Problem: Work out how many lines of the records hold the string "this", and reply with that number alone.

'''

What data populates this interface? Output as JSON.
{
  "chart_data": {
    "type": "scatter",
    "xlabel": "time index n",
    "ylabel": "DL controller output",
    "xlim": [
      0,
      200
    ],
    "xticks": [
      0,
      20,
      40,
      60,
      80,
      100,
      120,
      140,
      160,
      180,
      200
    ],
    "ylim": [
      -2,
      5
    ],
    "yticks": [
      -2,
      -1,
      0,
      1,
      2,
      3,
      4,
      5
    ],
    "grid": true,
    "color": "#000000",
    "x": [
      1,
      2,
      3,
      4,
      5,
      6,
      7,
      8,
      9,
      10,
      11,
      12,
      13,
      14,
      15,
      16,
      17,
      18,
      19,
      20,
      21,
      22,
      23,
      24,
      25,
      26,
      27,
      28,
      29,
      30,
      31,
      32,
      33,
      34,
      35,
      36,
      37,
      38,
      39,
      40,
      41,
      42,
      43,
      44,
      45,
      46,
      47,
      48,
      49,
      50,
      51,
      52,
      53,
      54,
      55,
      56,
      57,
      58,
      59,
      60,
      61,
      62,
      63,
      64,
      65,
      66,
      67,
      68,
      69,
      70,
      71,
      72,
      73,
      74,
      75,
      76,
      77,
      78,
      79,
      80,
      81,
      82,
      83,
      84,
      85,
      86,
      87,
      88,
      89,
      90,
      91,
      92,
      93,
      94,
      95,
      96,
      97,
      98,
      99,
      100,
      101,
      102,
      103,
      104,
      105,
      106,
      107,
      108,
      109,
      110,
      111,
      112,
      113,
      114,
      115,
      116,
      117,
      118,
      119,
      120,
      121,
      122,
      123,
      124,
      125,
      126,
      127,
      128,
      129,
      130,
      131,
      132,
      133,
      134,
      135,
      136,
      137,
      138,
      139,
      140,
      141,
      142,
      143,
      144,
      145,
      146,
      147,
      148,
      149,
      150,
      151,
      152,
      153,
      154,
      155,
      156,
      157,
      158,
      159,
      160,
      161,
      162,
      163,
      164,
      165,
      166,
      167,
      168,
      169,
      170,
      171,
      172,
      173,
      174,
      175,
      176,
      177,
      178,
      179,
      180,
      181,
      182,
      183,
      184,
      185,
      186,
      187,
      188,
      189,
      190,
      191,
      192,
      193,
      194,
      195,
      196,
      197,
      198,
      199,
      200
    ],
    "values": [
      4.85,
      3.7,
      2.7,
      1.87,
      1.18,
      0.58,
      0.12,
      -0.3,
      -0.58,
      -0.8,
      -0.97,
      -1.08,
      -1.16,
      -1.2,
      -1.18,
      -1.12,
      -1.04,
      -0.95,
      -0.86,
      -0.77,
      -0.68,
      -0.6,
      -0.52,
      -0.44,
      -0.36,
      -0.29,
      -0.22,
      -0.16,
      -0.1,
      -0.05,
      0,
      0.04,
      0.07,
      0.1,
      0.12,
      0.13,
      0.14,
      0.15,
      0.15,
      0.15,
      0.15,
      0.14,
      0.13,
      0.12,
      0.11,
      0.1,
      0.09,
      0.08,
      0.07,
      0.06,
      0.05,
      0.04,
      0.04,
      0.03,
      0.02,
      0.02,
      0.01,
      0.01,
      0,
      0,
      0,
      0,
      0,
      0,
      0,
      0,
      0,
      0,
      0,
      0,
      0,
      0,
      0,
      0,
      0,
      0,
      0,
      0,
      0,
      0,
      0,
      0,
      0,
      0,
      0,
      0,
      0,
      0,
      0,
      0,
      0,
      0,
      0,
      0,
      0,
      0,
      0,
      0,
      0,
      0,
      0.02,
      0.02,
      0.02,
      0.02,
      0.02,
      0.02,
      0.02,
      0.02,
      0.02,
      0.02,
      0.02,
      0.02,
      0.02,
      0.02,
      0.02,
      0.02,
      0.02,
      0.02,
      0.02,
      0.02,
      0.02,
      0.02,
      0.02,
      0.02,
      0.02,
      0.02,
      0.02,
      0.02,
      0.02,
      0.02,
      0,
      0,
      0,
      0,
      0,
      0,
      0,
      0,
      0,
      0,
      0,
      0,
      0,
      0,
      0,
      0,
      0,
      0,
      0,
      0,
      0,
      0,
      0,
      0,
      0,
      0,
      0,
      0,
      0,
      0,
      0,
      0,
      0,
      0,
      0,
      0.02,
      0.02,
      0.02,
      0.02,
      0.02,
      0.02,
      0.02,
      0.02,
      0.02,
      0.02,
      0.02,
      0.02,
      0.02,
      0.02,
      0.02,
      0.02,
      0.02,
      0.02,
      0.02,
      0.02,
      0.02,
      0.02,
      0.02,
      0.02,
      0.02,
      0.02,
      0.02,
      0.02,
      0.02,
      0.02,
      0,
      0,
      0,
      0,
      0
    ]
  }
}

'''
'''

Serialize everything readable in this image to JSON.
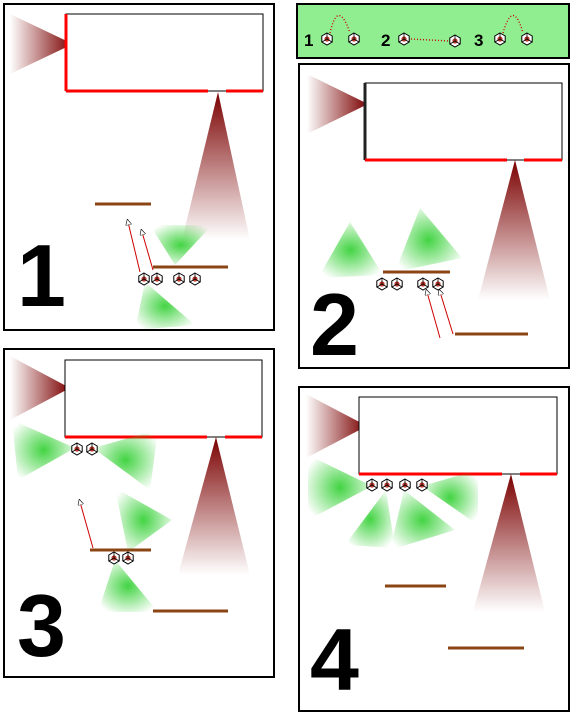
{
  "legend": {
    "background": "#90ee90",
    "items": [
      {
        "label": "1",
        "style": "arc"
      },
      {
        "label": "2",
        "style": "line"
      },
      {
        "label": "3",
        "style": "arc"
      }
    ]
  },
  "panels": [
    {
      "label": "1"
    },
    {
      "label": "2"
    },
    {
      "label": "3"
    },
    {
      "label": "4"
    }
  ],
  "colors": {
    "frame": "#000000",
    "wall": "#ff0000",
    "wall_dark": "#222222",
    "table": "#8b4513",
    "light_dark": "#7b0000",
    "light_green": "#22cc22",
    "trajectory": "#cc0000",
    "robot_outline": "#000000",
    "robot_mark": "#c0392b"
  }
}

'''

Correct output: 2